-- Your task --
Among the lines below, which ones contain the word "JSON"? Copy every such line.
..........
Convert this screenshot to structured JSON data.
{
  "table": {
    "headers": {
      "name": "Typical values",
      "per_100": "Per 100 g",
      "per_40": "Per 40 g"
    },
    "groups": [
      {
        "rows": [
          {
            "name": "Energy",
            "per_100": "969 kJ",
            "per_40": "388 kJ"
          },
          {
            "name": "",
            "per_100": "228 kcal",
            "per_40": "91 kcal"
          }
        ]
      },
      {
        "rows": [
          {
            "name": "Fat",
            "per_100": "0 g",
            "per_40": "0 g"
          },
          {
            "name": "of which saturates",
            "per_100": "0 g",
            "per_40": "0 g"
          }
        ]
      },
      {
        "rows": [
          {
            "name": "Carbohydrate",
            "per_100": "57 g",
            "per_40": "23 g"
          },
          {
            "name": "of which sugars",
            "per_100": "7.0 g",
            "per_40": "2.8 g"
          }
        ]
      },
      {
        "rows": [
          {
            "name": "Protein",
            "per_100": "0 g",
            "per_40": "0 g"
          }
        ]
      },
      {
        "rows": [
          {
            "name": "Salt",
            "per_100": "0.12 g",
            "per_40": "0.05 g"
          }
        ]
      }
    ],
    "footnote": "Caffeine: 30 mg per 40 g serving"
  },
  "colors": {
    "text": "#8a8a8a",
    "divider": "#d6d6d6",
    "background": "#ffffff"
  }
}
..........
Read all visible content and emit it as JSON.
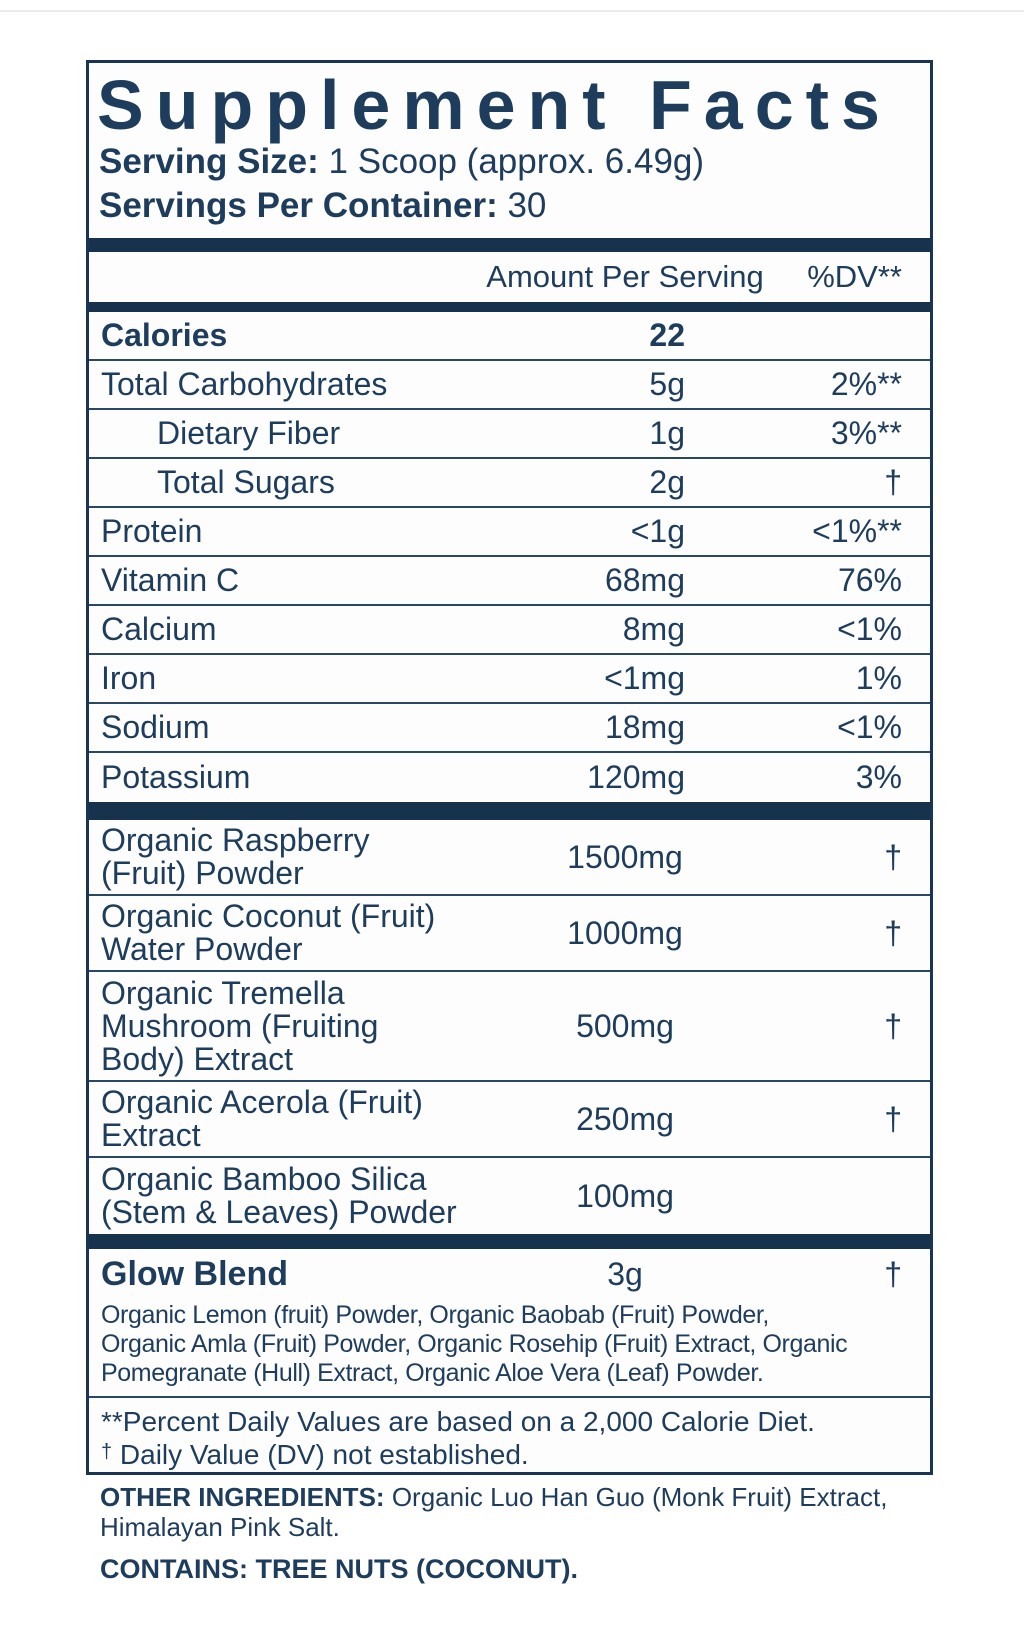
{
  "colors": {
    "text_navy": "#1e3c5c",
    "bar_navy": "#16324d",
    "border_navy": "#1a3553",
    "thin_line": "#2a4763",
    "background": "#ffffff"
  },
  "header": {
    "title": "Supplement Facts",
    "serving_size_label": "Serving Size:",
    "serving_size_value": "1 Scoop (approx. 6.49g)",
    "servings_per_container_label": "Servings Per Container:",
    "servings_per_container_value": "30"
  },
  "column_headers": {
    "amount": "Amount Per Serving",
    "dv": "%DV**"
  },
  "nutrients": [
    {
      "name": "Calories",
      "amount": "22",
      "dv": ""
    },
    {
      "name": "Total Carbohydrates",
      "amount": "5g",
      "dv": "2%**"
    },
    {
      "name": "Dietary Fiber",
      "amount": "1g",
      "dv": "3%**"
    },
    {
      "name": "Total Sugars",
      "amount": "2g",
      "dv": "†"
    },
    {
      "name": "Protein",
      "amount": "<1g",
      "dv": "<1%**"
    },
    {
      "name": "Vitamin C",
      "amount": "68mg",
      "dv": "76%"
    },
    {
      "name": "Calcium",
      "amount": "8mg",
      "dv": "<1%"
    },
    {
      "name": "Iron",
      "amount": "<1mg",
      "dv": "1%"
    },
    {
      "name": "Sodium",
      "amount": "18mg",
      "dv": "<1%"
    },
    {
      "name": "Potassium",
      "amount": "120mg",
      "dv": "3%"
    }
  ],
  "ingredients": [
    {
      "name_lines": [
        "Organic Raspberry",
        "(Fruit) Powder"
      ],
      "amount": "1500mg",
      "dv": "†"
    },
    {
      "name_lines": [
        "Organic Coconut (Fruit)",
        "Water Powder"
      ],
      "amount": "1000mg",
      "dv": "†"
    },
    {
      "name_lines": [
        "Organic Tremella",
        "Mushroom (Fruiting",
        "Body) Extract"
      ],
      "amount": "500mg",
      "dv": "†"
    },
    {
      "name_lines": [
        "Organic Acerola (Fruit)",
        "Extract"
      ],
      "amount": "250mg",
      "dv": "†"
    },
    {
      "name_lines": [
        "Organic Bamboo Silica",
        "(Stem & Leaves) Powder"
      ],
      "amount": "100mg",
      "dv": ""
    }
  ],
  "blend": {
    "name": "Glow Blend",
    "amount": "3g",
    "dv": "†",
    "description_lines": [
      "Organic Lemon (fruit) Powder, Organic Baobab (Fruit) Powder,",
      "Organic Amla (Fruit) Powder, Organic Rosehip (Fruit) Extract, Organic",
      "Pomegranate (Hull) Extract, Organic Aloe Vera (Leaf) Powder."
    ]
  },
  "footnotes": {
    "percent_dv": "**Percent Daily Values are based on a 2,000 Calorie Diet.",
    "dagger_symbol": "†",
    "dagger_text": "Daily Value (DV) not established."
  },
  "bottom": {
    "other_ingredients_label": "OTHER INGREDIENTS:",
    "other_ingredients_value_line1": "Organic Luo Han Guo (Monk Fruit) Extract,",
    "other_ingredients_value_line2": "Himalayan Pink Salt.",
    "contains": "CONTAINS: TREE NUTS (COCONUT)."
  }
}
..........
-- Exercise output --
Convert this screenshot to structured JSON data.
Read all visible content and emit it as JSON.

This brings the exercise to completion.